■ EXERCISE PROMPT ■
Write the material out again exactly.
--- BEGIN SUPPLIED MATERIAL ---
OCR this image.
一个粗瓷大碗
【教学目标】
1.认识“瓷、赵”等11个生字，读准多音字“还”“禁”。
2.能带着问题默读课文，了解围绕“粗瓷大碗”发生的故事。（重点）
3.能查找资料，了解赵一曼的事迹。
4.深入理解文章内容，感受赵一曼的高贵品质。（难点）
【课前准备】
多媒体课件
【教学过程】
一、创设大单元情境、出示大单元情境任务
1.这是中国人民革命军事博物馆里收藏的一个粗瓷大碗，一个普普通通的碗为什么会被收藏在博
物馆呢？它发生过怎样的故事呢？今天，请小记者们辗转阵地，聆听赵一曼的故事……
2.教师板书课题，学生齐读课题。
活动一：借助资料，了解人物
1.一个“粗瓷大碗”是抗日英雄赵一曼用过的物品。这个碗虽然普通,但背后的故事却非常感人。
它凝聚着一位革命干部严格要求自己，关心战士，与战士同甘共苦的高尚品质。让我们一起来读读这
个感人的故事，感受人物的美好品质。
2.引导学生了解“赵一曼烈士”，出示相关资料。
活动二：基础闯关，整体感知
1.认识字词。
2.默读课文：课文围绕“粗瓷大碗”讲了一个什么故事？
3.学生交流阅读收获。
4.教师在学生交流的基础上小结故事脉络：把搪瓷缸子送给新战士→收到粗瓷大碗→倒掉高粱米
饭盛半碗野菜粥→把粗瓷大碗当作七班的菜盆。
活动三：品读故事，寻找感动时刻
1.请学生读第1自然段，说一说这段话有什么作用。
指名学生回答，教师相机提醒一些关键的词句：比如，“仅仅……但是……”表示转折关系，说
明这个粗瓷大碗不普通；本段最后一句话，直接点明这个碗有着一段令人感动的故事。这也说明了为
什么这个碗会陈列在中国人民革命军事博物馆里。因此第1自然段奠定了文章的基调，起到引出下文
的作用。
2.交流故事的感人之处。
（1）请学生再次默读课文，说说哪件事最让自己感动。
--- END SUPPLIED MATERIAL ---
■ REPLY TO THE EXERCISE ■
OCR this image.
一个粗瓷大碗
【教学目标】
1.认识“瓷、赵”等11个生字，读准多音字“还”“禁”。
2.能带着问题默读课文，了解围绕“粗瓷大碗”发生的故事。（重点）
3.能查找资料，了解赵一曼的事迹。
4.深入理解文章内容，感受赵一曼的高贵品质。（难点）
【课前准备】
多媒体课件
【教学过程】
一、创设大单元情境、出示大单元情境任务
1.这是中国人民革命军事博物馆里收藏的一个粗瓷大碗，一个普普通通的碗为什么会被收藏在博
物馆呢？它发生过怎样的故事呢？今天，请小记者们辗转阵地，聆听赵一曼的故事……
2.教师板书课题，学生齐读课题。
活动一：借助资料，了解人物
1.一个“粗瓷大碗”是抗日英雄赵一曼用过的物品。这个碗虽然普通,但背后的故事却非常感人。
它凝聚着一位革命干部严格要求自己，关心战士，与战士同甘共苦的高尚品质。让我们一起来读读这
个感人的故事，感受人物的美好品质。
2.引导学生了解“赵一曼烈士”，出示相关资料。
活动二：基础闯关，整体感知
1.认识字词。
2.默读课文：课文围绕“粗瓷大碗”讲了一个什么故事？
3.学生交流阅读收获。
4.教师在学生交流的基础上小结故事脉络：把搪瓷缸子送给新战士→收到粗瓷大碗→倒掉高粱米
饭盛半碗野菜粥→把粗瓷大碗当作七班的菜盆。
活动三：品读故事，寻找感动时刻
1.请学生读第1自然段，说一说这段话有什么作用。
指名学生回答，教师相机提醒一些关键的词句：比如，“仅仅……但是……”表示转折关系，说
明这个粗瓷大碗不普通；本段最后一句话，直接点明这个碗有着一段令人感动的故事。这也说明了为
什么这个碗会陈列在中国人民革命军事博物馆里。因此第1自然段奠定了文章的基调，起到引出下文
的作用。
2.交流故事的感人之处。
（1）请学生再次默读课文，说说哪件事最让自己感动。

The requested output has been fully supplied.